§ **Exercise brief**:
Without the pictures, output the records below word for word.

§ **Dataset records**:
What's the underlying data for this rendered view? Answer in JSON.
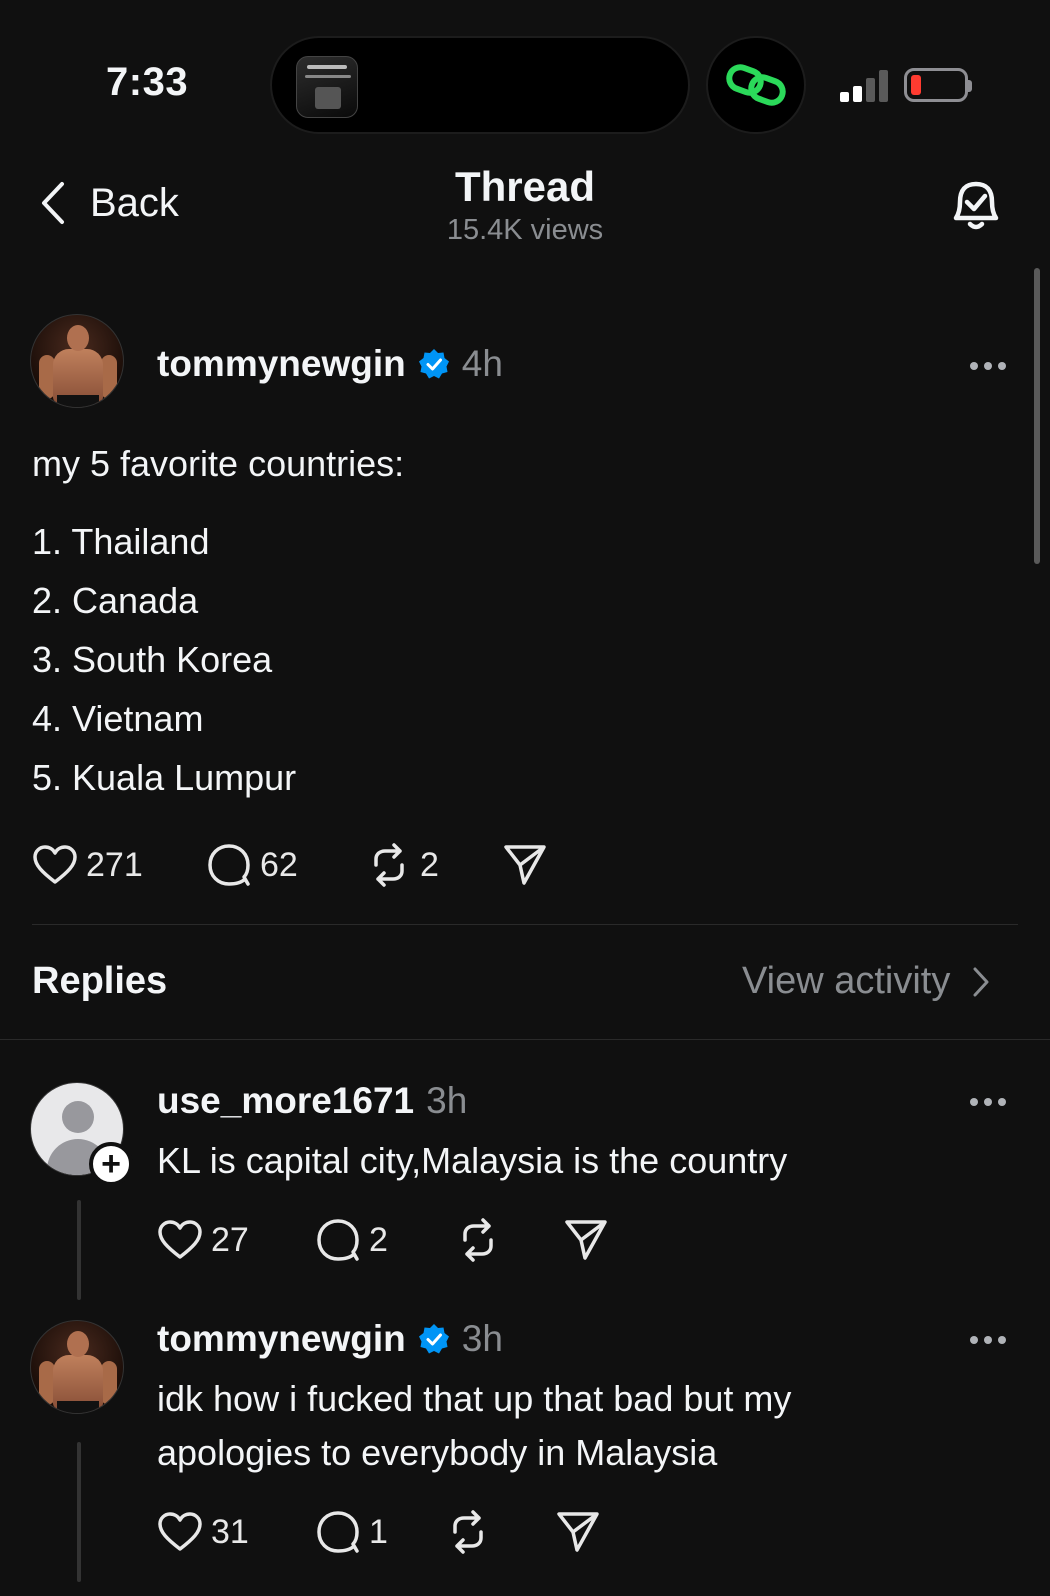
{
  "status_bar": {
    "time": "7:33"
  },
  "header": {
    "back_label": "Back",
    "title": "Thread",
    "views": "15.4K views"
  },
  "post": {
    "username": "tommynewgin",
    "time": "4h",
    "intro": "my 5 favorite countries:",
    "list": [
      "1. Thailand",
      "2. Canada",
      "3. South Korea",
      "4. Vietnam",
      "5. Kuala Lumpur"
    ],
    "likes": "271",
    "comments": "62",
    "reposts": "2"
  },
  "replies_section": {
    "label": "Replies",
    "view_activity": "View activity"
  },
  "replies": [
    {
      "username": "use_more1671",
      "time": "3h",
      "text": "KL is capital city,Malaysia is the country",
      "likes": "27",
      "comments": "2"
    },
    {
      "username": "tommynewgin",
      "time": "3h",
      "text_lines": [
        "idk how i fucked that up that bad but my",
        "apologies to everybody in Malaysia"
      ],
      "likes": "31",
      "comments": "1"
    }
  ],
  "colors": {
    "accent_green": "#2bd95a",
    "verified_blue": "#0095f6",
    "battery_low": "#ff3b30"
  }
}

§ **Solution to the exercise**:
What's the underlying data for this rendered view? Answer in JSON.
{
  "status_bar": {
    "time": "7:33"
  },
  "header": {
    "back_label": "Back",
    "title": "Thread",
    "views": "15.4K views"
  },
  "post": {
    "username": "tommynewgin",
    "time": "4h",
    "intro": "my 5 favorite countries:",
    "list": [
      "1. Thailand",
      "2. Canada",
      "3. South Korea",
      "4. Vietnam",
      "5. Kuala Lumpur"
    ],
    "likes": "271",
    "comments": "62",
    "reposts": "2"
  },
  "replies_section": {
    "label": "Replies",
    "view_activity": "View activity"
  },
  "replies": [
    {
      "username": "use_more1671",
      "time": "3h",
      "text": "KL is capital city,Malaysia is the country",
      "likes": "27",
      "comments": "2"
    },
    {
      "username": "tommynewgin",
      "time": "3h",
      "text_lines": [
        "idk how i fucked that up that bad but my",
        "apologies to everybody in Malaysia"
      ],
      "likes": "31",
      "comments": "1"
    }
  ],
  "colors": {
    "accent_green": "#2bd95a",
    "verified_blue": "#0095f6",
    "battery_low": "#ff3b30"
  }
}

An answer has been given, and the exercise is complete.